* BEGIN Data to process *

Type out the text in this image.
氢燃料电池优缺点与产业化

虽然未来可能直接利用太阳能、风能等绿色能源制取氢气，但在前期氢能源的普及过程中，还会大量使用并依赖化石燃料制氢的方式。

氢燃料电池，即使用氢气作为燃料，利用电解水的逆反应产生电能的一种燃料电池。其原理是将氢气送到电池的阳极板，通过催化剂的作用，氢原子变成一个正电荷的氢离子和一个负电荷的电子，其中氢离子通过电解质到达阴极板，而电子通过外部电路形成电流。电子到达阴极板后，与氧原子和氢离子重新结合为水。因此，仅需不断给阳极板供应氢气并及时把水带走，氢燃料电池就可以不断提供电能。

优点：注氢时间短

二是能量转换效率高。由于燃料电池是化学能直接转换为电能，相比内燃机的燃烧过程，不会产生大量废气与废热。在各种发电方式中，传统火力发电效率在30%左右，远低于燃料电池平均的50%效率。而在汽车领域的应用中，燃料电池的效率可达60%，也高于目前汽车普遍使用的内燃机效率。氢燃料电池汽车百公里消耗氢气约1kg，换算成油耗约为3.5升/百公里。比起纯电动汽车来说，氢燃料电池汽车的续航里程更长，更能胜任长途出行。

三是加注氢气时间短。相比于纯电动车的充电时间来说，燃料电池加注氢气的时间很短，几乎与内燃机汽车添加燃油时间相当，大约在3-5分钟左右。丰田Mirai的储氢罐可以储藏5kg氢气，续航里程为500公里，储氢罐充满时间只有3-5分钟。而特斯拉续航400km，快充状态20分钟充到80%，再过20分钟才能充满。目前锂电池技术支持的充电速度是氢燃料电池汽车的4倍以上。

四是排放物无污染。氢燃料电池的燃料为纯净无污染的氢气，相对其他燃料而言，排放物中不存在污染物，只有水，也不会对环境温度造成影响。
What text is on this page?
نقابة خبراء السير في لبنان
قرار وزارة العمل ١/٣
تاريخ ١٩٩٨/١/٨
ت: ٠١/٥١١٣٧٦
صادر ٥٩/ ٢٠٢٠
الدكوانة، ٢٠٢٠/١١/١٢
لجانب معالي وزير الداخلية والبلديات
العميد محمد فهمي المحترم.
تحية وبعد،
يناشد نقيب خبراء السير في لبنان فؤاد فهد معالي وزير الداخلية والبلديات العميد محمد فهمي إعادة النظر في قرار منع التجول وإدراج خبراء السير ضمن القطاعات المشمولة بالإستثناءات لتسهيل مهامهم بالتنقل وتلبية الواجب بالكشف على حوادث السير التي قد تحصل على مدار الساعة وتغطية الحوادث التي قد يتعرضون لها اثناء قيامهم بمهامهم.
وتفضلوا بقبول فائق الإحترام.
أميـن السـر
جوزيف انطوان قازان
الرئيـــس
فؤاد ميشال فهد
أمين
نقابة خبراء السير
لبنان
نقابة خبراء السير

* END Data to process *

## Exercise requirements
Pull out each record as written and restate it exactly.

## Final result
Type out the text in this image.
氢燃料电池优缺点与产业化

虽然未来可能直接利用太阳能、风能等绿色能源制取氢气，但在前期氢能源的普及过程中，还会大量使用并依赖化石燃料制氢的方式。

氢燃料电池，即使用氢气作为燃料，利用电解水的逆反应产生电能的一种燃料电池。其原理是将氢气送到电池的阳极板，通过催化剂的作用，氢原子变成一个正电荷的氢离子和一个负电荷的电子，其中氢离子通过电解质到达阴极板，而电子通过外部电路形成电流。电子到达阴极板后，与氧原子和氢离子重新结合为水。因此，仅需不断给阳极板供应氢气并及时把水带走，氢燃料电池就可以不断提供电能。

优点：注氢时间短

二是能量转换效率高。由于燃料电池是化学能直接转换为电能，相比内燃机的燃烧过程，不会产生大量废气与废热。在各种发电方式中，传统火力发电效率在30%左右，远低于燃料电池平均的50%效率。而在汽车领域的应用中，燃料电池的效率可达60%，也高于目前汽车普遍使用的内燃机效率。氢燃料电池汽车百公里消耗氢气约1kg，换算成油耗约为3.5升/百公里。比起纯电动汽车来说，氢燃料电池汽车的续航里程更长，更能胜任长途出行。

三是加注氢气时间短。相比于纯电动车的充电时间来说，燃料电池加注氢气的时间很短，几乎与内燃机汽车添加燃油时间相当，大约在3-5分钟左右。丰田Mirai的储氢罐可以储藏5kg氢气，续航里程为500公里，储氢罐充满时间只有3-5分钟。而特斯拉续航400km，快充状态20分钟充到80%，再过20分钟才能充满。目前锂电池技术支持的充电速度是氢燃料电池汽车的4倍以上。

四是排放物无污染。氢燃料电池的燃料为纯净无污染的氢气，相对其他燃料而言，排放物中不存在污染物，只有水，也不会对环境温度造成影响。
What text is on this page?
نقابة خبراء السير في لبنان
قرار وزارة العمل ١/٣
تاريخ ١٩٩٨/١/٨
ت: ٠١/٥١١٣٧٦
صادر ٥٩/ ٢٠٢٠
الدكوانة، ٢٠٢٠/١١/١٢
لجانب معالي وزير الداخلية والبلديات
العميد محمد فهمي المحترم.
تحية وبعد،
يناشد نقيب خبراء السير في لبنان فؤاد فهد معالي وزير الداخلية والبلديات العميد محمد فهمي إعادة النظر في قرار منع التجول وإدراج خبراء السير ضمن القطاعات المشمولة بالإستثناءات لتسهيل مهامهم بالتنقل وتلبية الواجب بالكشف على حوادث السير التي قد تحصل على مدار الساعة وتغطية الحوادث التي قد يتعرضون لها اثناء قيامهم بمهامهم.
وتفضلوا بقبول فائق الإحترام.
أميـن السـر
جوزيف انطوان قازان
الرئيـــس
فؤاد ميشال فهد
أمين
نقابة خبراء السير
لبنان
نقابة خبراء السير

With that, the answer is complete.